AIM 1
Answer these questions about the text on the Brunei Malay wedding:
(a) Which ceremony usually starts a Brunei Malay wedding?
(b) What three things do the groom's representatives usually bring to the engagement ceremony?
(c) When is Malam Berjaga-jaga held?

Monday, 28 August 2017

Experience Brunei Malay Wedding

A time when two families come together and unite. A time where two becomes one. A time where a fairytale ends where you say happily ever after. A thing called a wedding. In this case, a Brunei Malay wedding.

Brunei Malay weddings are full of culture and traditions. To experience the full tradition of a Brunei Malay wedding is like no other. The Brunei Malay wedding usually starts with Adat Merisik, Adat Bertunang, Malam Berjaga-jaga, Akad Nikah, Malam Berbedak, Malam Berpacar, Bersanding, Malam Berambil-ambilan and lastly, Adat Mulih 3/7 Hari.

Adat Merisik is a Malay tradition where groom and bride's parents meet up to arrange the marriage especially the date of marriage and venue. In the old days, when it is time for a man to get married, the family searches far wide for a potential bride. Nowadays, a man would suggest who he wants to marry for the family to consider. When the potential bride is chosen, the Merisik ceremony will start.

In the Merisik, one or more representative from the man side will visit the family of the woman side. They will tell their purpose and the visit will give them a chance to see the woman. The woman's parents will also give note if the woman is interested or not. After the visit, then both sides can think about the possibility of marriage. This visit is not a formal proposal, hence if the visit falls through, they can another potential bride.

Nowadays, sometimes the family of the woman side wants to see their potential son/brother-in-law. They would meet up over dinner and talk about the man's background. This is usually for the woman's family to know if they made the right choice marrying the man to their daughter/sister.

Next tradition is the Adat Bertunang or known as Engagement Ceremony. When the Merisik ceremony is a success, an engagement date will be set for the family to set the wedding plans. At the engagement ceremony, the groom's representatives will come to the bride's place. Usually they will bring three things; Money, a ring for the bride and a ring for the bride's mother. The ring for the bride is a sign that she is engaged and the groom-to-be's mother will help the bride-to-be wear the ring.

A few days before the Akad Nikah, there is a ceremony called Malam Berjaga-jaga. This ceremony marks as a start of the wedding period. During this period, at night, family members and relatives come together and play some entertainments. In the old days, people used to play traditional games and sing traditional songs.

AIM 2
From the listing, write out the stretch from the line containing "589, 577, 605]" through the line containing "112, 80, 128]", both included, exactly as each line appears.

DATASET
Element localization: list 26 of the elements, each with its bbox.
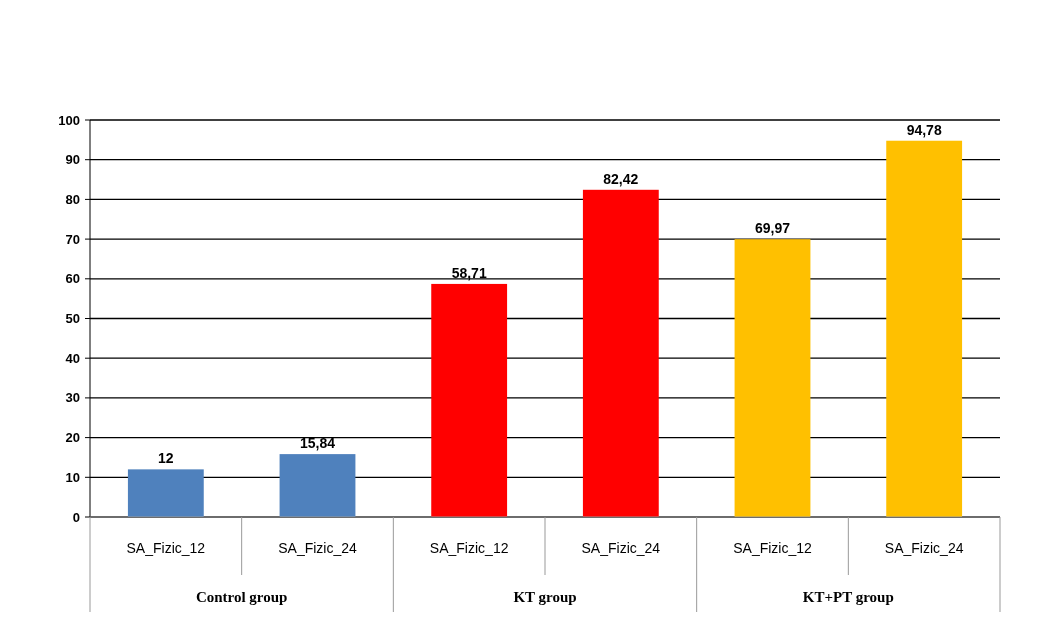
text: KT group	[513, 589, 577, 605]
y-tick-label: 90	[65, 152, 80, 168]
y-tick-label: 10	[65, 469, 80, 485]
data-label: 82,42	[603, 170, 639, 187]
x-tick-label: SA_Fizic_24	[581, 540, 661, 556]
y-tick-label: 50	[65, 311, 80, 327]
text: Control group	[195, 589, 288, 605]
x-tick-label: SA_Fizic_12	[733, 540, 813, 556]
y-tick-label: 80	[65, 191, 80, 207]
x-tick-label: SA_Fizic_24	[884, 540, 964, 556]
data-label: 15,84	[299, 435, 336, 452]
y-tick-label: 0	[72, 509, 80, 525]
y-tick-label: 20	[65, 430, 80, 446]
x-tick-label: SA_Fizic_24	[278, 540, 358, 556]
y-tick-label: 30	[65, 390, 80, 406]
y-tick-label: 100	[58, 112, 80, 128]
y-tick-label: 40	[65, 350, 80, 366]
y-tick-label: 70	[65, 231, 80, 247]
x-tick-label: SA_Fizic_12	[429, 540, 509, 556]
text: KT+PT group	[802, 589, 894, 605]
data-label: 94,78	[906, 121, 942, 138]
data-label: 58,71	[451, 264, 487, 281]
x-tick-label: SA_Fizic_12	[126, 540, 206, 556]
data-label: 69,97	[754, 220, 791, 237]
y-tick-label: 60	[65, 271, 80, 287]
data-label: 12	[158, 450, 174, 467]
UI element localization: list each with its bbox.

FULL SOLUTION 1
(a) Adat Merisik.
(b) Money, a ring for the bride, and a ring for the bride's mother.
(c) A few days before the Akad Nikah.

FULL SOLUTION 2
text: KT group	[513, 589, 577, 605]
y-tick-label: 90	[65, 152, 80, 168]
y-tick-label: 10	[65, 469, 80, 485]
data-label: 82,42	[603, 170, 639, 187]
x-tick-label: SA_Fizic_24	[581, 540, 661, 556]
y-tick-label: 50	[65, 311, 80, 327]
text: Control group	[195, 589, 288, 605]
x-tick-label: SA_Fizic_12	[733, 540, 813, 556]
y-tick-label: 80	[65, 191, 80, 207]
x-tick-label: SA_Fizic_24	[884, 540, 964, 556]
data-label: 15,84	[299, 435, 336, 452]
y-tick-label: 0	[72, 509, 80, 525]
y-tick-label: 20	[65, 430, 80, 446]
x-tick-label: SA_Fizic_24	[278, 540, 358, 556]
y-tick-label: 30	[65, 390, 80, 406]
y-tick-label: 100	[58, 112, 80, 128]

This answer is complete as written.